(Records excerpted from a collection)
┌──

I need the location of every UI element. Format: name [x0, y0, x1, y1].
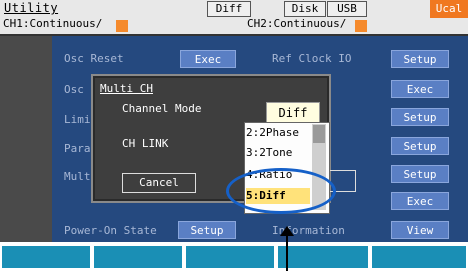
osc-label: Osc [64, 83, 84, 96]
information-view-button[interactable]: View [391, 221, 449, 239]
highlight-ellipse [226, 168, 336, 214]
tab-usb[interactable]: USB [327, 1, 367, 17]
dropdown-scroll-thumb[interactable] [313, 125, 325, 143]
osc-reset-exec-button[interactable]: Exec [180, 50, 236, 68]
option-2tone[interactable]: 3:2Tone [246, 145, 292, 161]
softkey-5[interactable] [372, 246, 466, 268]
page-title: Utility [4, 1, 59, 15]
channel-mode-label: Channel Mode [122, 102, 202, 115]
ref-clock-setup-button[interactable]: Setup [391, 50, 449, 68]
power-on-state-label: Power-On State [64, 224, 157, 237]
dialog-title: Multi CH [100, 82, 153, 95]
exec-button-2[interactable]: Exec [391, 80, 449, 98]
param-label: Para [64, 142, 91, 155]
multi-label: Mult [64, 170, 91, 183]
ch1-output-icon [116, 20, 128, 32]
osc-reset-label: Osc Reset [64, 52, 124, 65]
left-panel [0, 36, 52, 242]
power-on-setup-button[interactable]: Setup [178, 221, 236, 239]
limit-label: Limi [64, 113, 91, 126]
callout-arrow-icon [280, 226, 294, 271]
softkey-3[interactable] [186, 246, 274, 268]
softkey-1[interactable] [2, 246, 90, 268]
option-2phase[interactable]: 2:2Phase [246, 125, 299, 141]
softkey-2[interactable] [94, 246, 182, 268]
tab-diff[interactable]: Diff [207, 1, 251, 17]
cancel-button[interactable]: Cancel [122, 173, 196, 193]
ch-link-label: CH LINK [122, 137, 169, 150]
setup-button-5[interactable]: Setup [391, 165, 449, 183]
ch2-status: CH2:Continuous/ [247, 17, 347, 30]
ch1-status: CH1:Continuous/ [3, 17, 103, 30]
tab-disk[interactable]: Disk [284, 1, 326, 17]
ref-clock-label: Ref Clock IO [272, 52, 352, 65]
setup-button-3[interactable]: Setup [391, 108, 449, 126]
channel-mode-field[interactable]: Diff [266, 102, 320, 124]
setup-button-4[interactable]: Setup [391, 137, 449, 155]
ucal-badge: Ucal [430, 0, 468, 18]
ch2-output-icon [355, 20, 367, 32]
device-screen: Utility Diff Disk USB Ucal CH1:Continuou… [0, 0, 468, 242]
exec-button-6[interactable]: Exec [391, 192, 449, 210]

└──

Write out the stretch of the records from the line containing "osc-label: Osc [64, 83, 84, 96]" through the line containing "page-title: Utility [4, 1, 59, 15]", keeping every character as it stands.

Solution →
osc-label: Osc [64, 83, 84, 96]
information-view-button[interactable]: View [391, 221, 449, 239]
highlight-ellipse [226, 168, 336, 214]
tab-usb[interactable]: USB [327, 1, 367, 17]
dropdown-scroll-thumb[interactable] [313, 125, 325, 143]
osc-reset-exec-button[interactable]: Exec [180, 50, 236, 68]
option-2tone[interactable]: 3:2Tone [246, 145, 292, 161]
softkey-5[interactable] [372, 246, 466, 268]
page-title: Utility [4, 1, 59, 15]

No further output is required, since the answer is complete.